■ **Request**:
Please output the records below in full, exactly as given, but without the images.

Data entries:

_ _ _ _ _

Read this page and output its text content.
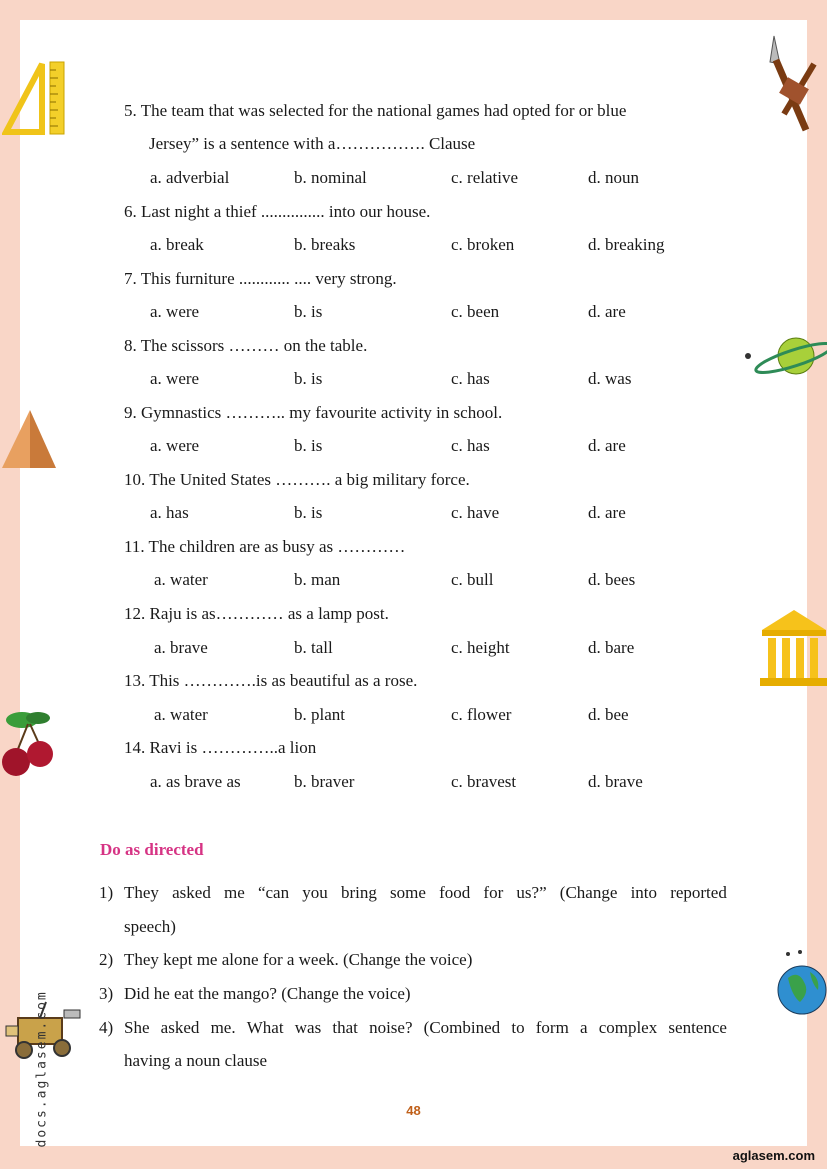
5. The team that was selected for the national games had opted for or blue
Jersey” is a sentence with a……………. Clause
a. adverbial	b. nominal	c. relative	d. noun
6. Last night a thief ............... into our house.
a. break	b. breaks	c. broken	d. breaking
7. This furniture ............ .... very strong.
a. were	b. is	c. been	d. are
8. The scissors ……… on the table.
a. were	b. is	c. has	d. was
9. Gymnastics ……….. my favourite activity in school.
a. were	b. is	c. has	d. are
10. The United States ………. a big military force.
a. has	b. is	c. have	d. are
11. The children are as busy as …………
a. water	b. man	c. bull	d. bees
12. Raju is as………… as a lamp post.
a. brave	b. tall	c. height	d. bare
13. This ………….is as beautiful as a rose.
a. water	b. plant	c. flower	d. bee
14. Ravi is …………..a lion
a. as brave as	b. braver	c. bravest	d. brave
Do as directed
1) They asked me “can you bring some food for us?” (Change into reported
speech)
2) They kept me alone for a week. (Change the voice)
3) Did he eat the mango? (Change the voice)
4) She asked me. What was that noise? (Combined to form a complex sentence
having a noun clause
48
aglasem.com
docs.aglasem.com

_ _ _ _ _

■ **Expected answer**:
Read this page and output its text content.
5. The team that was selected for the national games had opted for or blue
Jersey” is a sentence with a……………. Clause
a. adverbial	b. nominal	c. relative	d. noun
6. Last night a thief ............... into our house.
a. break	b. breaks	c. broken	d. breaking
7. This furniture ............ .... very strong.
a. were	b. is	c. been	d. are
8. The scissors ……… on the table.
a. were	b. is	c. has	d. was
9. Gymnastics ……….. my favourite activity in school.
a. were	b. is	c. has	d. are
10. The United States ………. a big military force.
a. has	b. is	c. have	d. are
11. The children are as busy as …………
a. water	b. man	c. bull	d. bees
12. Raju is as………… as a lamp post.
a. brave	b. tall	c. height	d. bare
13. This ………….is as beautiful as a rose.
a. water	b. plant	c. flower	d. bee
14. Ravi is …………..a lion
a. as brave as	b. braver	c. bravest	d. brave
Do as directed
1) They asked me “can you bring some food for us?” (Change into reported
speech)
2) They kept me alone for a week. (Change the voice)
3) Did he eat the mango? (Change the voice)
4) She asked me. What was that noise? (Combined to form a complex sentence
having a noun clause
48
aglasem.com
docs.aglasem.com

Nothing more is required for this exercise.